Dataset items
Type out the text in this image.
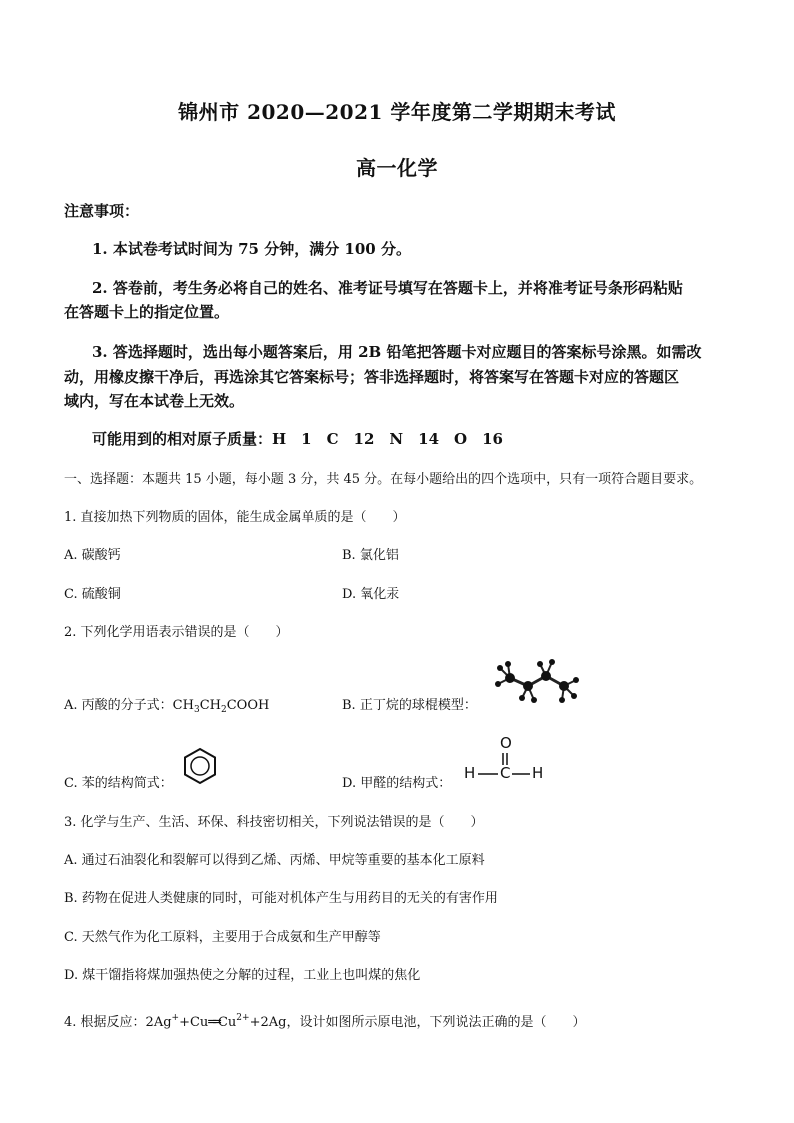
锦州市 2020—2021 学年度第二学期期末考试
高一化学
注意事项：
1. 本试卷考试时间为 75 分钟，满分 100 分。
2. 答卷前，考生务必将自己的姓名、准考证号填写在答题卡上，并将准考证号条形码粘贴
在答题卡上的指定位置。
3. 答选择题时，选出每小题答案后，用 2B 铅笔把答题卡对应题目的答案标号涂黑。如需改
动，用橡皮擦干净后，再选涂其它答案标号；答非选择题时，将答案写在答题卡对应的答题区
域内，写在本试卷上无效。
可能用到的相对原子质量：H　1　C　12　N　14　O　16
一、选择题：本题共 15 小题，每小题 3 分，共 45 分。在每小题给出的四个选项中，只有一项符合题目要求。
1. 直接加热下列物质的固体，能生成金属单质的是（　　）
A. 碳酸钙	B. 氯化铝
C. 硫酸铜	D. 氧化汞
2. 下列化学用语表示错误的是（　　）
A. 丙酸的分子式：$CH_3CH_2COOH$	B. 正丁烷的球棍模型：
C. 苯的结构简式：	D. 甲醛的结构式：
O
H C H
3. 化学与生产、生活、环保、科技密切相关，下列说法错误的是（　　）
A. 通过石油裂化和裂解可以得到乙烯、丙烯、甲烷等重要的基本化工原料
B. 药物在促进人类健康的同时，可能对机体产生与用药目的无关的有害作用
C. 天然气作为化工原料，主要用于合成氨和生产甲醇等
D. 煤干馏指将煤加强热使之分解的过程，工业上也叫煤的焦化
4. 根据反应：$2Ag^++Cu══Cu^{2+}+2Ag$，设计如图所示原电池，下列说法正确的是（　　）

### Exercise instructions
Omit all pictures while transcribing the entries verbatim.

### The response
Type out the text in this image.
锦州市 2020—2021 学年度第二学期期末考试
高一化学
注意事项：
1. 本试卷考试时间为 75 分钟，满分 100 分。
2. 答卷前，考生务必将自己的姓名、准考证号填写在答题卡上，并将准考证号条形码粘贴
在答题卡上的指定位置。
3. 答选择题时，选出每小题答案后，用 2B 铅笔把答题卡对应题目的答案标号涂黑。如需改
动，用橡皮擦干净后，再选涂其它答案标号；答非选择题时，将答案写在答题卡对应的答题区
域内，写在本试卷上无效。
可能用到的相对原子质量：H　1　C　12　N　14　O　16
一、选择题：本题共 15 小题，每小题 3 分，共 45 分。在每小题给出的四个选项中，只有一项符合题目要求。
1. 直接加热下列物质的固体，能生成金属单质的是（　　）
A. 碳酸钙	B. 氯化铝
C. 硫酸铜	D. 氧化汞
2. 下列化学用语表示错误的是（　　）
A. 丙酸的分子式：$CH_3CH_2COOH$	B. 正丁烷的球棍模型：
C. 苯的结构简式：	D. 甲醛的结构式：
O
H C H
3. 化学与生产、生活、环保、科技密切相关，下列说法错误的是（　　）
A. 通过石油裂化和裂解可以得到乙烯、丙烯、甲烷等重要的基本化工原料
B. 药物在促进人类健康的同时，可能对机体产生与用药目的无关的有害作用
C. 天然气作为化工原料，主要用于合成氨和生产甲醇等
D. 煤干馏指将煤加强热使之分解的过程，工业上也叫煤的焦化
4. 根据反应：$2Ag^++Cu══Cu^{2+}+2Ag$，设计如图所示原电池，下列说法正确的是（　　）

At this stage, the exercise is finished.